Passage provided start
Now Schwartzowitz hasn't been idle. He's been saving for years. He's been putting away money. He's scrimped and saved. He's been looking for the right time and place and he finally found it. There's only one problem. The dream lot that he found and actually even bought for this retirement palace of his, was currently being occupied by a group of homeless drug addicted squatters that don't want to leave. So what do you do? Schwarztowitz is a smart guy, he hires the best and most qualified team of professionals for the job. The team is made up of good security people that will clean the place out of all the riffraff. Will take the lot and build it up. That get his specific design. That knows what type of view he wants. That understand what he needs for his wife. What the kitchen should look like. The bedroom and of course most importantly his study and jacuzzi. He gives them all the details and the plans and tells them that they've got a year or two to finish the project. He has to marry off his beautiful daughter Elka first, he's got another kid Tully that needs to get set up. So they have a year or two, and then it should be ready. The dream can come true.

 

Two years later, he got a call from the foreman that they were almost ready. They were at the finishing stages and if the King wanted to move in early, he was welcome to come check it out. As all it really needed was His last details and presence. For Casa Di'Schwartzowitz was about open for business. Very excited the King jumped on His helicopter and flew right over and much to his shock and consternation nothing changed. The place still has homeless people. Drugs. There's even a large noisy market place in what was meant to be his wife's garden and a dance club across the street blocking his view. When in shock he turns to the guy in charge of the job and asked what's going on. The guy looked at him like a good Israeli does and told him that he doesn't understand, it's just what the King wanted.
Passage provided end
Complete the following
**1)** Say whether each statement agrees with the story of Schwartzowitz's retirement home. For each, answer yes or no and quote the words of the story that decide it.
(a) Schwartzowitz gave the team a year or two to finish the project.
(b) When the foreman called, Schwartzowitz drove over to see the site.
(c) The lot was empty when Schwartzowitz bought it.
**2)** Carry the story of Schwartzowitz's retirement home on from its last sentence.
Stored data start
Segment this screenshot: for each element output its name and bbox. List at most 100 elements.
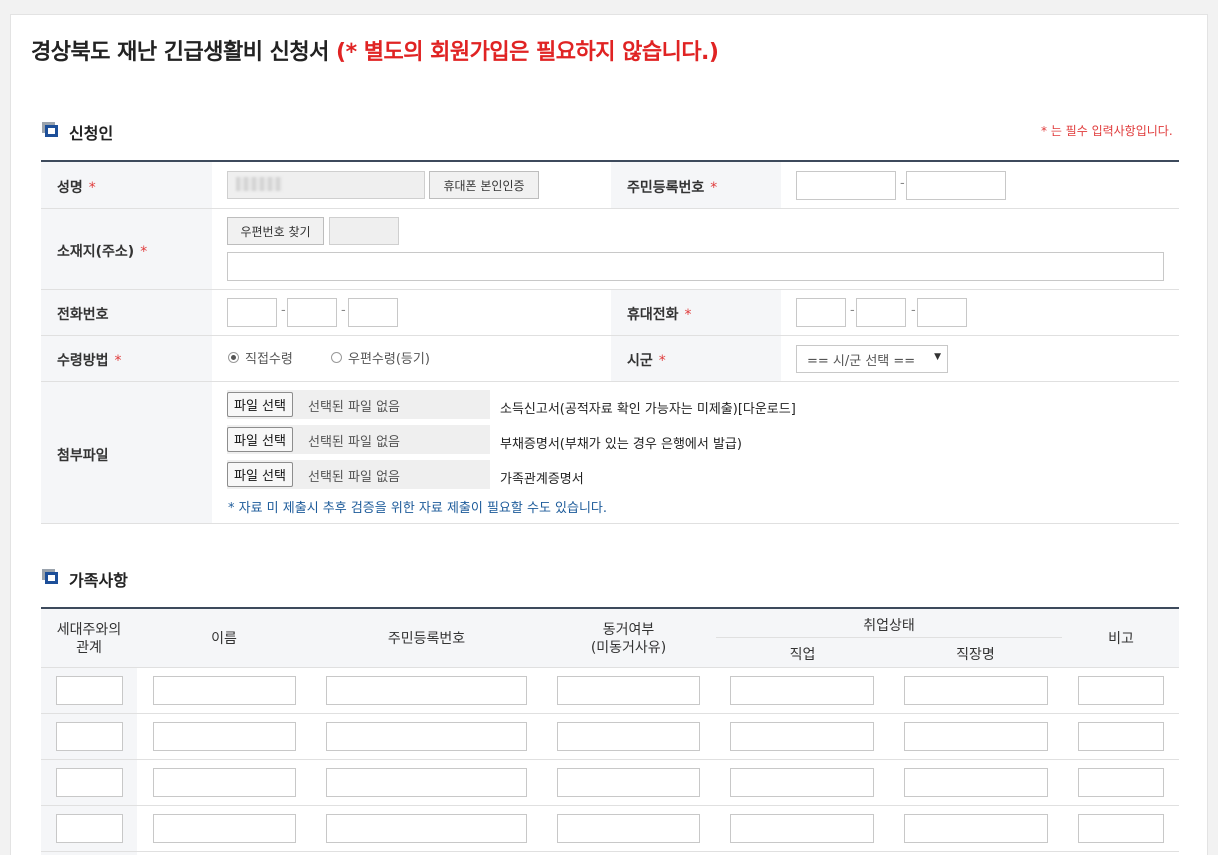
Stored data end
Replies
**1)**
(a) Yes: "tells them that they've got a year or two to finish the project"
(b) No: "the King jumped on His helicopter and flew right over"
(c) No: "was currently being occupied by a group of homeless drug addicted squatters that don't want to leave"

**2)**
See, they decided instead to give the King a much better deal, then he even wanted. Instead of in Israel they decided it makes more sense to find him a place in Pakistan. It's a lot nicer there. Also its far better for the King do have neighbors that will be there to help you out. So we actually built you a place in a multi-family dwelling. That way if you ever need butter you can borrow it from a neighbor. It's also good to have diversity there so we made it into a building that has people of all ages and backgrounds there. Puerto Ricans, Italians, Blacks, Chareidim,noisy teenagers and wild kids. It will be nice to have everyone there together.

 

 As well, they figured the study thing would be too hard on his eyes, so they decided that an arcade with mahh jong tables would be much better. As well the garden for the wife thing would probably be too much after a while, so instead, they built her a sewing room and she could order her fruits on Amazon Prime instead. Jacuzzis also aren't that great, so instead they built him a sauna. It's much better for your skin. Isn't the King happy. We did just what you wanted.

 

Do you see the problem here? Hashem doesn't want Batei Midrash in Lakewood. He doesn't want Adirei Torah in Pakistan. He doesn't want a million shuls in Meah Shearim. He's clear about what His vision is. He wants ONE shul. It's called the Bais Ha'Mikdash. He want's no goyim or noisy neighbors. He wants a view of the heavens unobstructed. He wants a light that will shine out there to the world. To be the sun of the world. He want's peace and harmony from the one nation that He hired and repeatedly told to have that vision and carry it out. To inherit it for Him. To see it with Him. To live together with Him. That's the vision. That's our right arm. That's what we're missing. That's what we need to see.

 

The Book of Bamidbar ends with this vision. It concludes with the unlikely daughters of Tlzafchad that seemed to get this, that want to make this happen and will give up everything for it. It ends with Moshe knowing that Reuvein and Gad don't get this. They have their own vision. Moshe thus charges them with the job of fighting for the land. Being the first. Because when you fight for something, you realize how important it is to. What the goal is. What your life is really about. As well he places with them, not just half of the tribe of Menashe, that descendant of Yosef, that longed for Israel and that understood what the King really wants, but as well cities of the tribe of Levi. The ones that fight for Hashem, that bring us close to Him. That will remind us where we need to go and what we're all about.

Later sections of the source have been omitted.